START

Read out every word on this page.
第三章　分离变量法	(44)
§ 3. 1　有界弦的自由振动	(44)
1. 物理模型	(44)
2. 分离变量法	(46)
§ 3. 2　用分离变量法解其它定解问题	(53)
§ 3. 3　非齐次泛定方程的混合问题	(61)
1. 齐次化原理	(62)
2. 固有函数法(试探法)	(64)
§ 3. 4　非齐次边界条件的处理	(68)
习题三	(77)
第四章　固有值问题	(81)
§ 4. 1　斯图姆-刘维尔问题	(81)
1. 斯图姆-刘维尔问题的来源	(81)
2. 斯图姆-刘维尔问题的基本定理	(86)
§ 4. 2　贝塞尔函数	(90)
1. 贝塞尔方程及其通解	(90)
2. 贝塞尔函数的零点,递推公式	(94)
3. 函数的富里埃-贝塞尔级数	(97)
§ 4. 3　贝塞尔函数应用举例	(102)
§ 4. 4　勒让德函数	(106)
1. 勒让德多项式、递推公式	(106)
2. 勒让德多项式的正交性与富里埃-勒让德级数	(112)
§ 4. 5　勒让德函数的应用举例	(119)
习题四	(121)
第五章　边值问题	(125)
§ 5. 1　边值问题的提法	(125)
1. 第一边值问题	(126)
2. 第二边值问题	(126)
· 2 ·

END

**Brief**
Repeat the lines above exactly.

**Solution for this task**
Read out every word on this page.
第三章　分离变量法	(44)
§ 3. 1　有界弦的自由振动	(44)
1. 物理模型	(44)
2. 分离变量法	(46)
§ 3. 2　用分离变量法解其它定解问题	(53)
§ 3. 3　非齐次泛定方程的混合问题	(61)
1. 齐次化原理	(62)
2. 固有函数法(试探法)	(64)
§ 3. 4　非齐次边界条件的处理	(68)
习题三	(77)
第四章　固有值问题	(81)
§ 4. 1　斯图姆-刘维尔问题	(81)
1. 斯图姆-刘维尔问题的来源	(81)
2. 斯图姆-刘维尔问题的基本定理	(86)
§ 4. 2　贝塞尔函数	(90)
1. 贝塞尔方程及其通解	(90)
2. 贝塞尔函数的零点,递推公式	(94)
3. 函数的富里埃-贝塞尔级数	(97)
§ 4. 3　贝塞尔函数应用举例	(102)
§ 4. 4　勒让德函数	(106)
1. 勒让德多项式、递推公式	(106)
2. 勒让德多项式的正交性与富里埃-勒让德级数	(112)
§ 4. 5　勒让德函数的应用举例	(119)
习题四	(121)
第五章　边值问题	(125)
§ 5. 1　边值问题的提法	(125)
1. 第一边值问题	(126)
2. 第二边值问题	(126)
· 2 ·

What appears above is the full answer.